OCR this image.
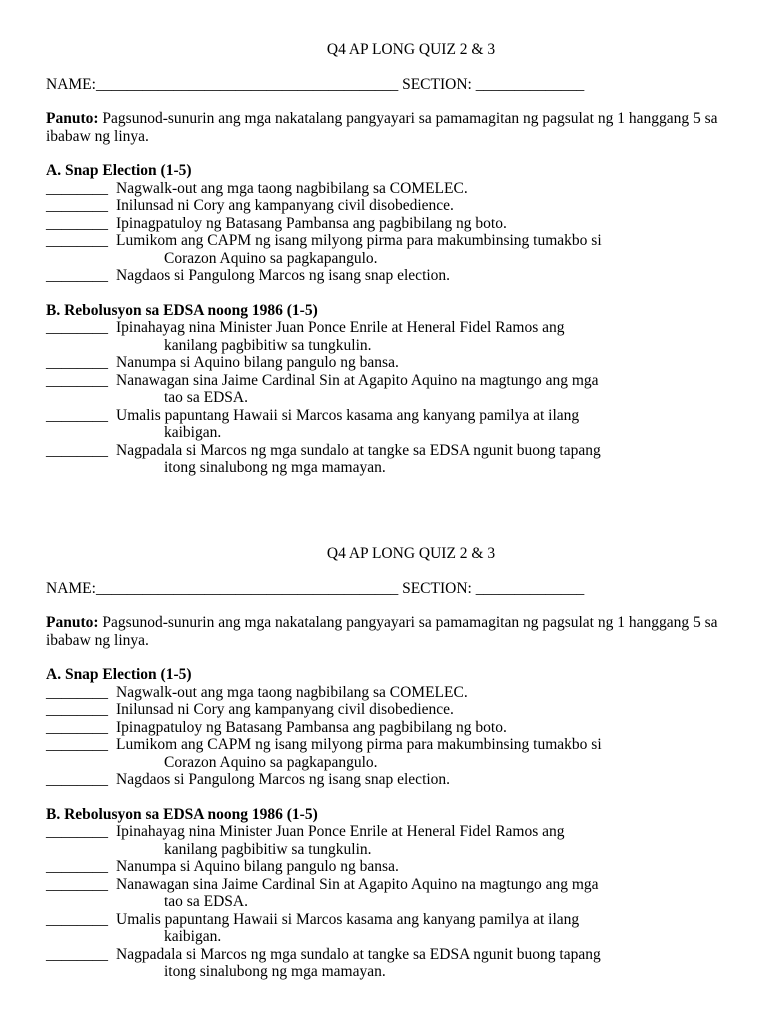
Q4 AP LONG QUIZ 2 & 3
NAME:_______________________________________ SECTION: ______________
Panuto: Pagsunod-sunurin ang mga nakatalang pangyayari sa pamamagitan ng pagsulat ng 1 hanggang 5 sa ibabaw ng linya.
A. Snap Election (1-5)
________ Nagwalk-out ang mga taong nagbibilang sa COMELEC.
________ Inilunsad ni Cory ang kampanyang civil disobedience.
________ Ipinagpatuloy ng Batasang Pambansa ang pagbibilang ng boto.
________ Lumikom ang CAPM ng isang milyong pirma para makumbinsing tumakbo si
Corazon Aquino sa pagkapangulo.
________ Nagdaos si Pangulong Marcos ng isang snap election.
B. Rebolusyon sa EDSA noong 1986 (1-5)
________ Ipinahayag nina Minister Juan Ponce Enrile at Heneral Fidel Ramos ang
kanilang pagbibitiw sa tungkulin.
________ Nanumpa si Aquino bilang pangulo ng bansa.
________ Nanawagan sina Jaime Cardinal Sin at Agapito Aquino na magtungo ang mga
tao sa EDSA.
________ Umalis papuntang Hawaii si Marcos kasama ang kanyang pamilya at ilang
kaibigan.
________ Nagpadala si Marcos ng mga sundalo at tangke sa EDSA ngunit buong tapang
itong sinalubong ng mga mamayan.
Q4 AP LONG QUIZ 2 & 3
NAME:_______________________________________ SECTION: ______________
Panuto: Pagsunod-sunurin ang mga nakatalang pangyayari sa pamamagitan ng pagsulat ng 1 hanggang 5 sa ibabaw ng linya.
A. Snap Election (1-5)
________ Nagwalk-out ang mga taong nagbibilang sa COMELEC.
________ Inilunsad ni Cory ang kampanyang civil disobedience.
________ Ipinagpatuloy ng Batasang Pambansa ang pagbibilang ng boto.
________ Lumikom ang CAPM ng isang milyong pirma para makumbinsing tumakbo si
Corazon Aquino sa pagkapangulo.
________ Nagdaos si Pangulong Marcos ng isang snap election.
B. Rebolusyon sa EDSA noong 1986 (1-5)
________ Ipinahayag nina Minister Juan Ponce Enrile at Heneral Fidel Ramos ang
kanilang pagbibitiw sa tungkulin.
________ Nanumpa si Aquino bilang pangulo ng bansa.
________ Nanawagan sina Jaime Cardinal Sin at Agapito Aquino na magtungo ang mga
tao sa EDSA.
________ Umalis papuntang Hawaii si Marcos kasama ang kanyang pamilya at ilang
kaibigan.
________ Nagpadala si Marcos ng mga sundalo at tangke sa EDSA ngunit buong tapang
itong sinalubong ng mga mamayan.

□ □ □ □

Work instructions. Transcribe the whole listing exactly. Pictures stay out of your copy.

Exercise result.
OCR this image.
Q4 AP LONG QUIZ 2 & 3
NAME:_______________________________________ SECTION: ______________
Panuto: Pagsunod-sunurin ang mga nakatalang pangyayari sa pamamagitan ng pagsulat ng 1 hanggang 5 sa ibabaw ng linya.
A. Snap Election (1-5)
________ Nagwalk-out ang mga taong nagbibilang sa COMELEC.
________ Inilunsad ni Cory ang kampanyang civil disobedience.
________ Ipinagpatuloy ng Batasang Pambansa ang pagbibilang ng boto.
________ Lumikom ang CAPM ng isang milyong pirma para makumbinsing tumakbo si
Corazon Aquino sa pagkapangulo.
________ Nagdaos si Pangulong Marcos ng isang snap election.
B. Rebolusyon sa EDSA noong 1986 (1-5)
________ Ipinahayag nina Minister Juan Ponce Enrile at Heneral Fidel Ramos ang
kanilang pagbibitiw sa tungkulin.
________ Nanumpa si Aquino bilang pangulo ng bansa.
________ Nanawagan sina Jaime Cardinal Sin at Agapito Aquino na magtungo ang mga
tao sa EDSA.
________ Umalis papuntang Hawaii si Marcos kasama ang kanyang pamilya at ilang
kaibigan.
________ Nagpadala si Marcos ng mga sundalo at tangke sa EDSA ngunit buong tapang
itong sinalubong ng mga mamayan.
Q4 AP LONG QUIZ 2 & 3
NAME:_______________________________________ SECTION: ______________
Panuto: Pagsunod-sunurin ang mga nakatalang pangyayari sa pamamagitan ng pagsulat ng 1 hanggang 5 sa ibabaw ng linya.
A. Snap Election (1-5)
________ Nagwalk-out ang mga taong nagbibilang sa COMELEC.
________ Inilunsad ni Cory ang kampanyang civil disobedience.
________ Ipinagpatuloy ng Batasang Pambansa ang pagbibilang ng boto.
________ Lumikom ang CAPM ng isang milyong pirma para makumbinsing tumakbo si
Corazon Aquino sa pagkapangulo.
________ Nagdaos si Pangulong Marcos ng isang snap election.
B. Rebolusyon sa EDSA noong 1986 (1-5)
________ Ipinahayag nina Minister Juan Ponce Enrile at Heneral Fidel Ramos ang
kanilang pagbibitiw sa tungkulin.
________ Nanumpa si Aquino bilang pangulo ng bansa.
________ Nanawagan sina Jaime Cardinal Sin at Agapito Aquino na magtungo ang mga
tao sa EDSA.
________ Umalis papuntang Hawaii si Marcos kasama ang kanyang pamilya at ilang
kaibigan.
________ Nagpadala si Marcos ng mga sundalo at tangke sa EDSA ngunit buong tapang
itong sinalubong ng mga mamayan.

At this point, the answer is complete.